──────── TEKS KUTIPAN ────────
Jumat, 03 Agustus 2012

Berpetualang Menyusuri Curug Sabuk Gunung Slamet


Hempasan angin disertai air embun begitu keras terasa. Tubuh serasa bergoyang kebelakang terbawa hempasan angin. Kurang dari lima menit, baju yang melekat sudah basah kuyup. Wajahpun penuh dengan titik-titik air seperti tetes embun di pagi hari.
“Airnya sangat dingin, anginnya kuat sekali,” ujar Tenri Citra Dewai, 20 tahun, Mahasiswa Fakultas Hukum Universitas Jenderal Soedirman Purwokerto, Kamis (29/12).
Tenri pergi berwisata kecil ke Curug Cipendok di Desa Karang Tengah Kecamatan Cilongok Banyumas. Ia menghabiskan waktu barang sejenak sebelum ujian akhir perkuliahan dimulai. Tentu saja untuk refreshing.
Curug atau air terjun Cipendok, merupakan satu dari ratusan curug yang berada di sabuk lereng Gunung Slamet. Gunung terbesar di Pulau Jawa ini, memiliki hutan yang masih alami dengan 209 sungai yang masih mengalir bening. Di sungai-sungai itulah, curug-curug itu berada. Sebagian sudah mempunyai nama. Sebagian besar lagi, masih perawan dan belum bernama.
──────── DATA HASIL EKSTRAKSI ────────
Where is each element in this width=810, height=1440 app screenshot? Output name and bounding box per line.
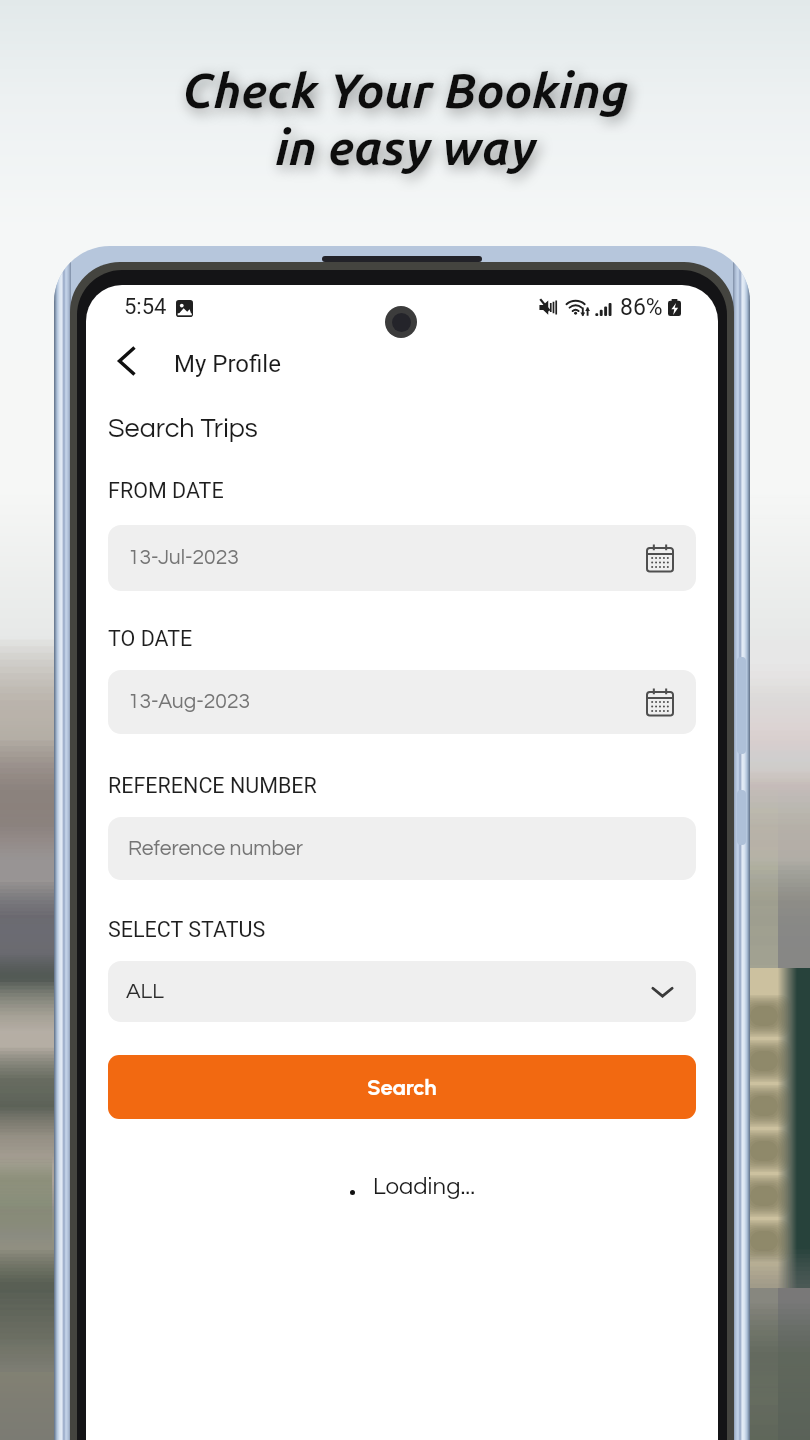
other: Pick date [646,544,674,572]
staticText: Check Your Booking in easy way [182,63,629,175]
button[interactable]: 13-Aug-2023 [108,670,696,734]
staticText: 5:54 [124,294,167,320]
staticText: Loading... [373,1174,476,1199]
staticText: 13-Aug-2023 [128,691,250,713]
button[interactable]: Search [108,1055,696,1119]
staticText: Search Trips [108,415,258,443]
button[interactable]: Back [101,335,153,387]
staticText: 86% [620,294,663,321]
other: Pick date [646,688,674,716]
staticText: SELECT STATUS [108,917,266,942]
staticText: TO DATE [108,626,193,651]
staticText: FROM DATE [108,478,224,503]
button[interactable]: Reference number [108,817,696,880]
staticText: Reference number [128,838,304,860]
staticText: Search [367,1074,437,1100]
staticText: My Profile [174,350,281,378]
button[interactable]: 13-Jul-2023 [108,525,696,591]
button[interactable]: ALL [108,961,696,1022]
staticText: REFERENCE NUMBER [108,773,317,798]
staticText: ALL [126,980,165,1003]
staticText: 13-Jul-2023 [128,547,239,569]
────────
◆ **TUGAS DIKERJAKAN**
1. Ketik ulang bagian teks kutipan mulai dari "Jumat, 03 Agustus" sampai ke "di pagi hari.".
2. Tentukan apakah setiap pernyataan berikut sesuai dengan teks kutipan. Jawab ya atau tidak, lalu kutip kata-kata penentunya apa adanya.
(a) Tenri adalah mahasiswa Fakultas Hukum Universitas Jenderal Soedirman Purwokerto.
(b) Hutan Gunung Slamet memiliki 290 sungai yang masih mengalir bening.
(c) Seluruh curug di sabuk lereng Gunung Slamet sudah mempunyai nama.

◆ **PENYELESAIAN SOAL**
1.
Jumat, 03 Agustus 2012

Berpetualang Menyusuri Curug Sabuk Gunung Slamet


Hempasan angin disertai air embun begitu keras terasa. Tubuh serasa bergoyang kebelakang terbawa hempasan angin. Kurang dari lima menit, baju yang melekat sudah basah kuyup. Wajahpun penuh dengan titik-titik air seperti tetes embun di pagi hari.

2.
(a) Ya: "Mahasiswa Fakultas Hukum Universitas Jenderal Soedirman Purwokerto"
(b) Tidak: "209 sungai yang masih mengalir bening"
(c) Tidak: "Sebagian besar lagi, masih perawan dan belum bernama."